(Exercise description)
Collect from the data below each line with "МЕЛОДИЯ".

[Start]

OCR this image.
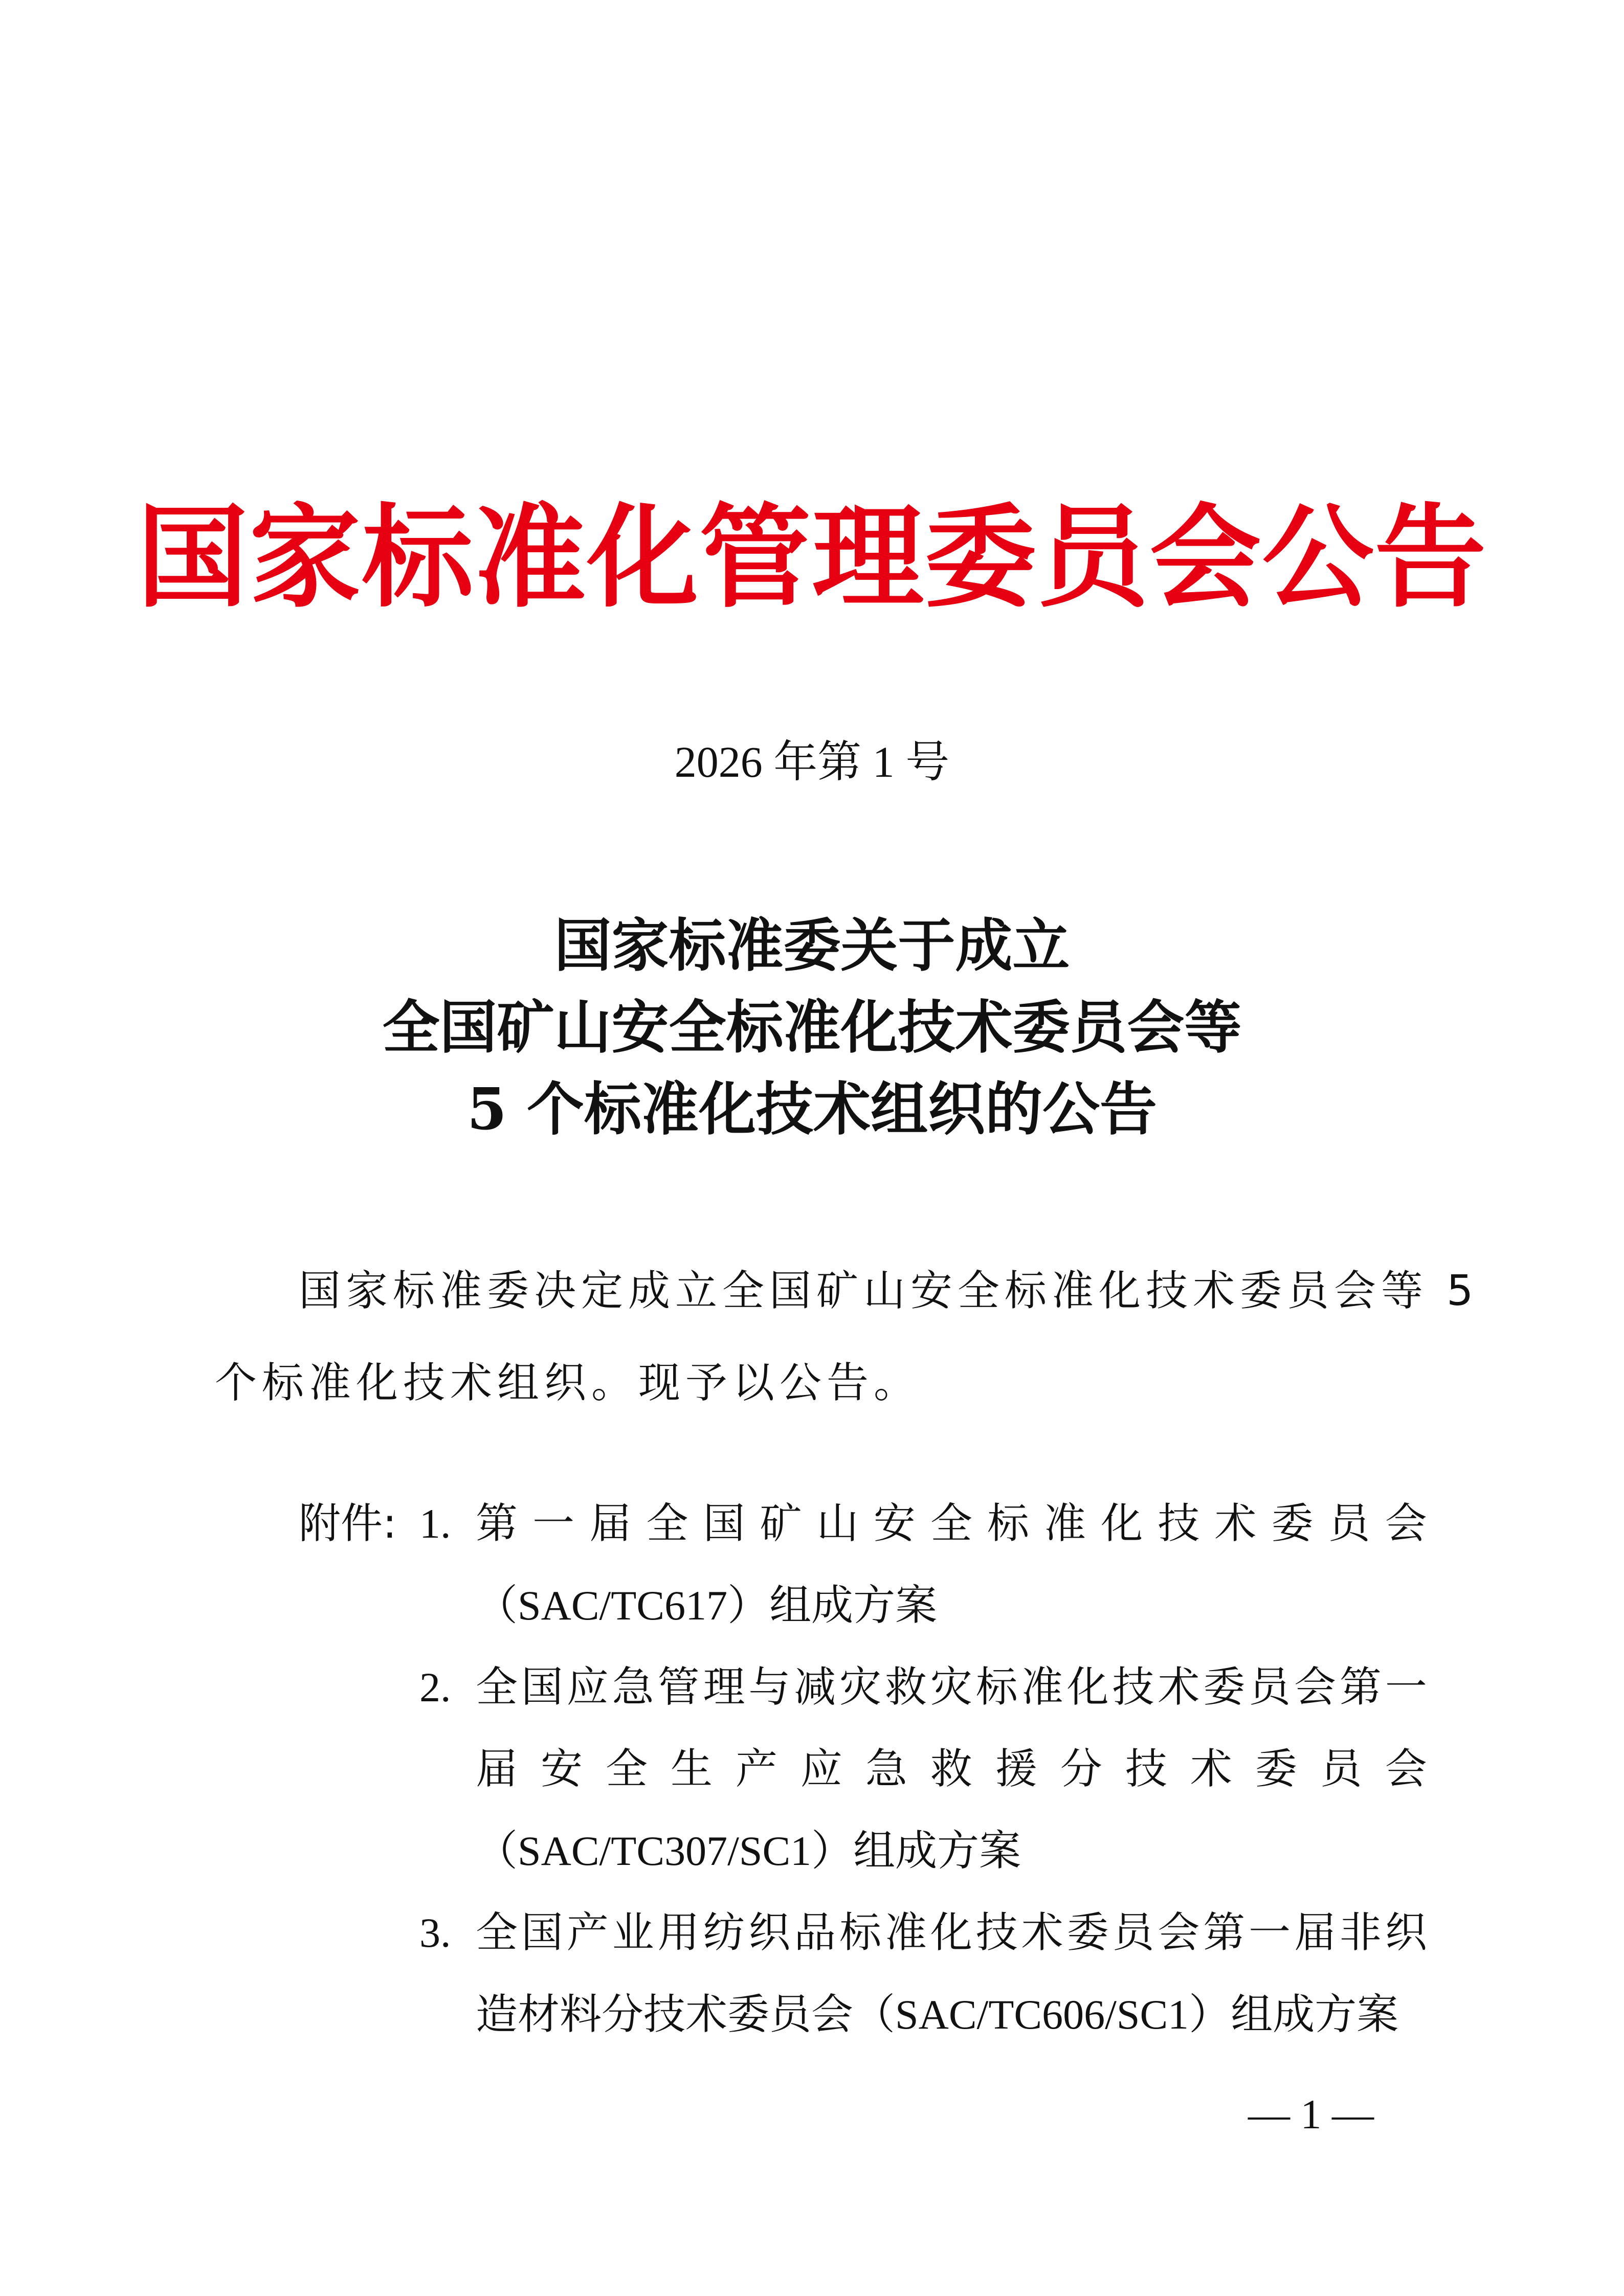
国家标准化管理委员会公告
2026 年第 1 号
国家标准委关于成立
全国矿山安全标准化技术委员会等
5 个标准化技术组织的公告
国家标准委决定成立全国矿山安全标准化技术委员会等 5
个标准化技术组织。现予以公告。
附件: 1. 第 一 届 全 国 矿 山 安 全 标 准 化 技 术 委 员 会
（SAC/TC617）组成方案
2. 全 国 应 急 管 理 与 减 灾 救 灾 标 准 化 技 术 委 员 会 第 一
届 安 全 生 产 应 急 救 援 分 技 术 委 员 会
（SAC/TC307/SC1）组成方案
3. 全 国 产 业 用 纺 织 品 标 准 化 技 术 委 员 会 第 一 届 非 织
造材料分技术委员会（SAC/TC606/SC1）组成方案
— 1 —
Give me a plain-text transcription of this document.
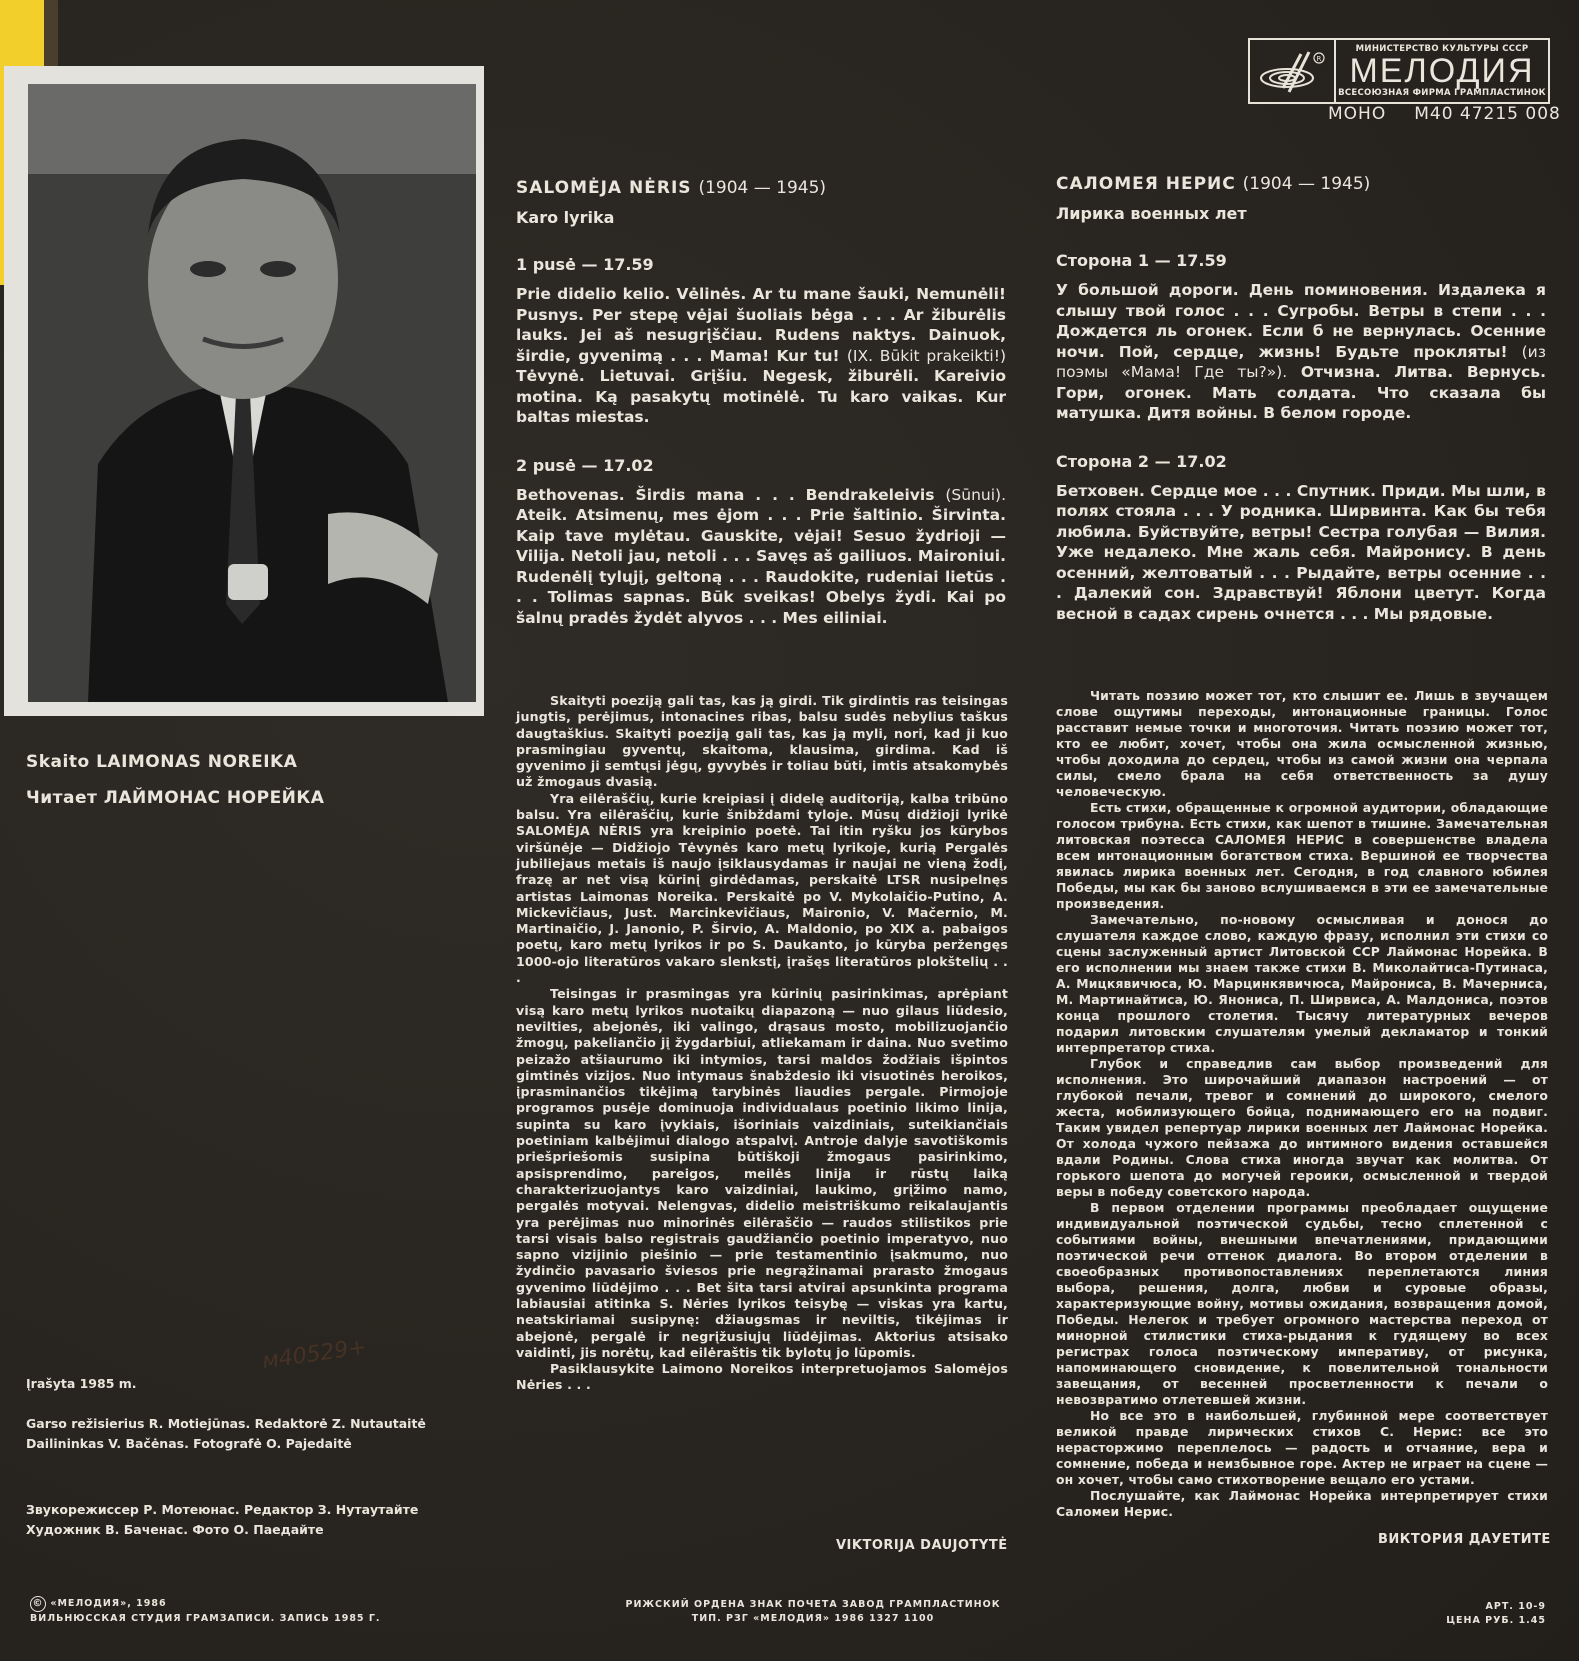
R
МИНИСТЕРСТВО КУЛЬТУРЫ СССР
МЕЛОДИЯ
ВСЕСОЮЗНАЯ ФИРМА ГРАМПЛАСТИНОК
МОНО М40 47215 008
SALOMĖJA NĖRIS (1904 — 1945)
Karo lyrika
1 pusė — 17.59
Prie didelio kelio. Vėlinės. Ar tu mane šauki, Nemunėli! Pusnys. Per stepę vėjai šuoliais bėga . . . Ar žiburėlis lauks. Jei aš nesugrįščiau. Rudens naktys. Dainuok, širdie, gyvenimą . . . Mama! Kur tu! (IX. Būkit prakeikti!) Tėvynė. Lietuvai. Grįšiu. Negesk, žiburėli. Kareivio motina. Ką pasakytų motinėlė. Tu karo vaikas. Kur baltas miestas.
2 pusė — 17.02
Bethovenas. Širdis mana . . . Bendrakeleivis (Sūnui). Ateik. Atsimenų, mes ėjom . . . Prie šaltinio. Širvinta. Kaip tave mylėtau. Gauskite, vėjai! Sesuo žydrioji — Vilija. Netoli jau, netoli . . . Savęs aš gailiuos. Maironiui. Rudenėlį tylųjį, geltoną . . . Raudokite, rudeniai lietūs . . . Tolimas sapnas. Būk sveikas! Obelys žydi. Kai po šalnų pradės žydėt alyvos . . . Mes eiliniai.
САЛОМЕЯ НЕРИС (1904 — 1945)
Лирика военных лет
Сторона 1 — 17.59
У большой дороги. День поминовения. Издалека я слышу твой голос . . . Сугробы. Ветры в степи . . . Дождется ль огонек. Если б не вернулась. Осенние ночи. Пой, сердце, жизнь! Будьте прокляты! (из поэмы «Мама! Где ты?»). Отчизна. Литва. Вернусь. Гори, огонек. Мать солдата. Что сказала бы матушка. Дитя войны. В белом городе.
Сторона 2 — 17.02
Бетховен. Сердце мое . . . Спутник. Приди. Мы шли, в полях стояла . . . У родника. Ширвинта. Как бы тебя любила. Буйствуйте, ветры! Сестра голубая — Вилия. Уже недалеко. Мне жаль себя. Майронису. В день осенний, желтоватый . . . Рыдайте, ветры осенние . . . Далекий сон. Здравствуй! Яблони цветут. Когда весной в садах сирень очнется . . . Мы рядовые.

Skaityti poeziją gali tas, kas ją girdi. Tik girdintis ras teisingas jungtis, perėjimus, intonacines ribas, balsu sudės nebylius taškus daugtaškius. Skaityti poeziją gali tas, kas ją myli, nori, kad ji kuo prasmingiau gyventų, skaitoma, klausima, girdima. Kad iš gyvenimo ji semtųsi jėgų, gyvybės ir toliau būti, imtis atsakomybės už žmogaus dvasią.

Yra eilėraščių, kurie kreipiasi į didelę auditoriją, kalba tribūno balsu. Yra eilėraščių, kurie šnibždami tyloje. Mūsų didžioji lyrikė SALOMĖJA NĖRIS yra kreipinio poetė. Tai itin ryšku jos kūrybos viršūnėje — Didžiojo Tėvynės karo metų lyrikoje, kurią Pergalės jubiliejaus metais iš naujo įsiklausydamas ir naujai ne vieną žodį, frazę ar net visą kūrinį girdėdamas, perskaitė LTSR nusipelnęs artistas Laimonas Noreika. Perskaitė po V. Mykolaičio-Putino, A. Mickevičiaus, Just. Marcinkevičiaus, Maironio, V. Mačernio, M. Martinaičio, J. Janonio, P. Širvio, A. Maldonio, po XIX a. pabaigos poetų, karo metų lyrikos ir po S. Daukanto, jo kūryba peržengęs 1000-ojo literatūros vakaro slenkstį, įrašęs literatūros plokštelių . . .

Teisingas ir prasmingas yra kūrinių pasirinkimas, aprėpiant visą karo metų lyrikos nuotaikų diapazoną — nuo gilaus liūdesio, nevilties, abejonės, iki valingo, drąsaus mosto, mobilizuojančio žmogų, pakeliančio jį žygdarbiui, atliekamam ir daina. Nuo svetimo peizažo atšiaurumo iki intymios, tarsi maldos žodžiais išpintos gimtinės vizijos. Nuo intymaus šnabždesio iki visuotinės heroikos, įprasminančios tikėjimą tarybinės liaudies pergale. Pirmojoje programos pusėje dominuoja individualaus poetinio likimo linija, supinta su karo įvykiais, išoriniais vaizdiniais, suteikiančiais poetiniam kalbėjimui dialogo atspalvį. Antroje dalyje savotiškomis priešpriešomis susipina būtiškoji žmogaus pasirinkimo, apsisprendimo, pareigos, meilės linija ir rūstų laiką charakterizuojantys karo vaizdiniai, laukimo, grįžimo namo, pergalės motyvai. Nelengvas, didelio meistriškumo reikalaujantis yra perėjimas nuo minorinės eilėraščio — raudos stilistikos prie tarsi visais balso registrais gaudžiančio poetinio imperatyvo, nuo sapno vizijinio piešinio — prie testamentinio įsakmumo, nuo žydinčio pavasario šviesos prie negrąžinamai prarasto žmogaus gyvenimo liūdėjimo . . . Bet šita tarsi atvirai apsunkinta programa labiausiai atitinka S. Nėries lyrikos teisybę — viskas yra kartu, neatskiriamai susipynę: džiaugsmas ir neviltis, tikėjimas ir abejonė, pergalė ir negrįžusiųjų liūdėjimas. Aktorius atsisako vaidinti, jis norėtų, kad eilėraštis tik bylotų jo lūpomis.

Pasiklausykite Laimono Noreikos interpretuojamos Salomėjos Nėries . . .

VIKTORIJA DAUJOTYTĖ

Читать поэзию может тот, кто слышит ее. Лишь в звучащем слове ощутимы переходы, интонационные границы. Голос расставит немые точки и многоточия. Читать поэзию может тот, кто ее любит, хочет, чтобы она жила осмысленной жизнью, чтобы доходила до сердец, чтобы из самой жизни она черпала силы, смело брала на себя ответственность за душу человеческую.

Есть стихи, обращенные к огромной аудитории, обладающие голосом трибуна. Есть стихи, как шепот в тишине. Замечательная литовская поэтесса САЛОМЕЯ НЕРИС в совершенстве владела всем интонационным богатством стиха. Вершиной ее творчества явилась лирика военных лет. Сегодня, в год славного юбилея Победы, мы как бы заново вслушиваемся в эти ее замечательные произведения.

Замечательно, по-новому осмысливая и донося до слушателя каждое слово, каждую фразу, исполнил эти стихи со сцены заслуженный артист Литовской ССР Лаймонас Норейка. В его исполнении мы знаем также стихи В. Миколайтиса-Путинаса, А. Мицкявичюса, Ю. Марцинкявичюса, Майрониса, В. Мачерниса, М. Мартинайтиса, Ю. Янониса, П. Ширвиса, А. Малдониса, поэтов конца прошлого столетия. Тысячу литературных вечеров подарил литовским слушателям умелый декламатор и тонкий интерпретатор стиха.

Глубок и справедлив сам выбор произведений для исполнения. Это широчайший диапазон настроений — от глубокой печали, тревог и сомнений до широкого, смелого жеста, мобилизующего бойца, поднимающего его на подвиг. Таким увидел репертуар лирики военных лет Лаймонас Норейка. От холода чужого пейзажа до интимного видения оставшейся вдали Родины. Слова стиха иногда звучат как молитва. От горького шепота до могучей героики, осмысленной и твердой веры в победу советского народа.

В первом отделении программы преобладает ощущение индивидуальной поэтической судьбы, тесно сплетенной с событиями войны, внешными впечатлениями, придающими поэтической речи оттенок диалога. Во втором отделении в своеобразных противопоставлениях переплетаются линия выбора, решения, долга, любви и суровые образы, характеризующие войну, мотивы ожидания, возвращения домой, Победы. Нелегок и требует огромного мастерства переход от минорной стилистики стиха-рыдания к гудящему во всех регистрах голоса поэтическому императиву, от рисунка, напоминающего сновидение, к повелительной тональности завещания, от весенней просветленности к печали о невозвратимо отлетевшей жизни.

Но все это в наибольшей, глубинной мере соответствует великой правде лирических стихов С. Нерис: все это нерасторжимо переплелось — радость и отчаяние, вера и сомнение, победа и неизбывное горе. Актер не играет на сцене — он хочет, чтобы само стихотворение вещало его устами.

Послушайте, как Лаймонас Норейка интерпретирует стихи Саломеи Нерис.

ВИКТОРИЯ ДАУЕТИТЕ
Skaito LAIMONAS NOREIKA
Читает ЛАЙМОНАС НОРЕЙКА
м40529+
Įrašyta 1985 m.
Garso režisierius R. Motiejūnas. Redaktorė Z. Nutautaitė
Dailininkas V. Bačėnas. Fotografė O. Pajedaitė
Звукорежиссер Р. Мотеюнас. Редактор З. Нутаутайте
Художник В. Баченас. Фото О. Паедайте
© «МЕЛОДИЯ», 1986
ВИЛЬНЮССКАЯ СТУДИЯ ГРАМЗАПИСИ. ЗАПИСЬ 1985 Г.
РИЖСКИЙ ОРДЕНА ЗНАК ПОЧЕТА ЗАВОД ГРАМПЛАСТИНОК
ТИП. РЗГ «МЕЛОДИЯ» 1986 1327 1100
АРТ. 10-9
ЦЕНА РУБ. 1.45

[End]

(Result below)
МЕЛОДИЯ
© «МЕЛОДИЯ», 1986
ТИП. РЗГ «МЕЛОДИЯ» 1986 1327 1100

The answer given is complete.